Relationship Between Pain and Delirium in Critically Ill Adults

Author:

Wu Ting Ting12,Vernooij Lisette M.,Duprey Matthew S.3,Zaal Irene J.45,Gélinas Céline67,Devlin John W.12,Slooter Arjen J.C.8

Affiliation:

1. Bouve College of Health Sciences, Northeastern University, Boston, MA.

2. Division of Pulmonary and Critical Care Medicine, Brigham and Women’s Hospital, Boston, MA.

3. Department of Pharmacy Practice and Science, College of Pharmacy, University of Kentucky, Lexington, KY.

4. Department of Intensive Care Medicine, Radboud University Medical Center, Nijmegen, the Netherlands.

5. Department of Intensive Care Medicine, Franciscus Gasthuis and Vlietland, Rotterdam, The Netherlands.

6. Ingram School of Nursing, McGill University, Montreal, QC, Canada.

7. Centre for Nursing Research, Jewish General Hospital, Montreal, QC, Canada.

8. Department of Intensive Care Medicine, University Medical Center Utrecht, Utrecht University, Utrecht, the Netherlands.

Excerpted data »
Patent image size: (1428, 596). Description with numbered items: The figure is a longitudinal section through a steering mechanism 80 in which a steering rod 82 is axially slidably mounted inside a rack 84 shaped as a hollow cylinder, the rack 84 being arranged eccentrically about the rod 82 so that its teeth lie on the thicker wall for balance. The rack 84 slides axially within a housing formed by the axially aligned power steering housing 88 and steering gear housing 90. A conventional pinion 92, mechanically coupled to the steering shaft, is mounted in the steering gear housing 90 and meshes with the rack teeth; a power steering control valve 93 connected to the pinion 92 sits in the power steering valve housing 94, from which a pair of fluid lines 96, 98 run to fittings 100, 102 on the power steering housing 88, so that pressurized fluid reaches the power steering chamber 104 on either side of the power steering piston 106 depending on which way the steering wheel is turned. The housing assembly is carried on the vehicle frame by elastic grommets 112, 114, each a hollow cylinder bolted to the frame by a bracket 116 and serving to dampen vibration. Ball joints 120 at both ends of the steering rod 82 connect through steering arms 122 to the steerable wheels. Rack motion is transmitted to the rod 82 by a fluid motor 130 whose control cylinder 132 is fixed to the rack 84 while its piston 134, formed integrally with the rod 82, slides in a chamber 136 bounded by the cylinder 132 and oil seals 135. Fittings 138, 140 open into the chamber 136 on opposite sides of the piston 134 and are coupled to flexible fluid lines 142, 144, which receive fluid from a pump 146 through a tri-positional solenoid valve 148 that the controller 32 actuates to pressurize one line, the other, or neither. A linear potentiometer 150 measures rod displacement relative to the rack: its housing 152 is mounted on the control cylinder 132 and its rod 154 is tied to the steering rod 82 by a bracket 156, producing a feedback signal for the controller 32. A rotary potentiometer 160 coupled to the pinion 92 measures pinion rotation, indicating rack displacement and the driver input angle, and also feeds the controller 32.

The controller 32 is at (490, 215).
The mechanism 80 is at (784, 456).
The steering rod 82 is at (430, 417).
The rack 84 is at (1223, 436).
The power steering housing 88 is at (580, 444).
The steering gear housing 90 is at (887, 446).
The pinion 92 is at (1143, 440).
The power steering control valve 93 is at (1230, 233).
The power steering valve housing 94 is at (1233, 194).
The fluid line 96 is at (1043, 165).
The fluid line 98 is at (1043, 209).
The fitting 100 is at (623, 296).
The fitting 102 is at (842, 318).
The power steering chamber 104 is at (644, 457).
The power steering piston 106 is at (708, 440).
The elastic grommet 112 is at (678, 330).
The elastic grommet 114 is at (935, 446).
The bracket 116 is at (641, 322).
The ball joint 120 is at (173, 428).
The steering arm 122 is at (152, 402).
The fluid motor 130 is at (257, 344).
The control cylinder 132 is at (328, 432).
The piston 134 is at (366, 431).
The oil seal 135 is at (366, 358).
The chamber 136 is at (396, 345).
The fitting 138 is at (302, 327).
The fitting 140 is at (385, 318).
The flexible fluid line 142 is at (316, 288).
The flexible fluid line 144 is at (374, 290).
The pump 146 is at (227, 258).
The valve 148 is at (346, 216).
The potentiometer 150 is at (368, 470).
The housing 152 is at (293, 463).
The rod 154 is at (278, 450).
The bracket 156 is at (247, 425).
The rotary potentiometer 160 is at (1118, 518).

Assignment » Repeat the part of the text on pain and delirium word for word, between "5. Department of" and "University, Montreal, QC, Canada.", inclusive.

Answer to the exercise »
5. Department of Intensive Care Medicine, Franciscus Gasthuis and Vlietland, Rotterdam, The Netherlands.

6. Ingram School of Nursing, McGill University, Montreal, QC, Canada.